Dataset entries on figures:
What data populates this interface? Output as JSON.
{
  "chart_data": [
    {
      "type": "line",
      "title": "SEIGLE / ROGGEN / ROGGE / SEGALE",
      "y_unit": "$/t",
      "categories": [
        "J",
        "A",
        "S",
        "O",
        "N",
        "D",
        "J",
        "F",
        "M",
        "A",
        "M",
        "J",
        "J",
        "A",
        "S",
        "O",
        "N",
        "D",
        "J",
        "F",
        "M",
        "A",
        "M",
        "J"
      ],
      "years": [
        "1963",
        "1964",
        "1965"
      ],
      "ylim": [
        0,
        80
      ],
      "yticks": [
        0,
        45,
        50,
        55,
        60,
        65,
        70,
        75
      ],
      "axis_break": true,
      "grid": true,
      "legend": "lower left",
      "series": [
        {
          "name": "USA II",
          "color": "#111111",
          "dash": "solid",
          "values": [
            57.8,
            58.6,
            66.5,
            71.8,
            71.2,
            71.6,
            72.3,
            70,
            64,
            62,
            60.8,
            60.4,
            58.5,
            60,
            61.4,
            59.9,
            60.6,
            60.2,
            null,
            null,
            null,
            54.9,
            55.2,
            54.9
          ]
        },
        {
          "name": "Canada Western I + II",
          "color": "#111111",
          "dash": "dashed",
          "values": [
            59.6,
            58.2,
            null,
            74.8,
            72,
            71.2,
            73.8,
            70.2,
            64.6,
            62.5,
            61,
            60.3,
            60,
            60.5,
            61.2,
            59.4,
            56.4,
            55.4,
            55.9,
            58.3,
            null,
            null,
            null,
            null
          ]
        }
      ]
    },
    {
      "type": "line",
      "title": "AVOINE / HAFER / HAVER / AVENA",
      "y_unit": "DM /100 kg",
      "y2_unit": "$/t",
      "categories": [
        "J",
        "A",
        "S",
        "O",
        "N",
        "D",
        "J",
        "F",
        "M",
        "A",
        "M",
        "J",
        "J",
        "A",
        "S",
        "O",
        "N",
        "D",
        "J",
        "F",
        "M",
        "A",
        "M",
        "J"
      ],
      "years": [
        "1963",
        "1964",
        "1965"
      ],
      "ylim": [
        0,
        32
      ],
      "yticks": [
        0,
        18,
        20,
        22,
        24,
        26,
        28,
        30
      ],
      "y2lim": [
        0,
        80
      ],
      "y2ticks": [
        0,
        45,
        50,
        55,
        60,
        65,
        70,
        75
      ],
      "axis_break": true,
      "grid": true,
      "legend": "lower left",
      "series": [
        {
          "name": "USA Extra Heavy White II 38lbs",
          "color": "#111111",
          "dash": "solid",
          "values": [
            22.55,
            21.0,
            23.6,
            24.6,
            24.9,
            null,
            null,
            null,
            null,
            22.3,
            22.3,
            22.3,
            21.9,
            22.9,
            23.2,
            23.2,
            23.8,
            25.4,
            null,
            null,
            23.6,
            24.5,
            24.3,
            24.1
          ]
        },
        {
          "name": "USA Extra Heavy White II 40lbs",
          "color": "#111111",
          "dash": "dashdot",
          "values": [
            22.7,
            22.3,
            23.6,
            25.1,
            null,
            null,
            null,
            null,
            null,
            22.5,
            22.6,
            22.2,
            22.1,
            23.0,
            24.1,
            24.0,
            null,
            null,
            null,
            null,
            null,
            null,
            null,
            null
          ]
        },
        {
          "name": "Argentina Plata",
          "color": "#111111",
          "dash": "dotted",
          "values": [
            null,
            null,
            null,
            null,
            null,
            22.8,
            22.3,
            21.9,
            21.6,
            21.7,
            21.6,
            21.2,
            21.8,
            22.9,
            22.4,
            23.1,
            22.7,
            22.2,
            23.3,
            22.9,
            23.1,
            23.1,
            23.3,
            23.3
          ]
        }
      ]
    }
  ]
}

◆ WHAT TO DO ◆
State how many lines of the listing above include the word "Heavy". Give nothing but the number.

◆ RESULT FOR THIS TASK ◆
2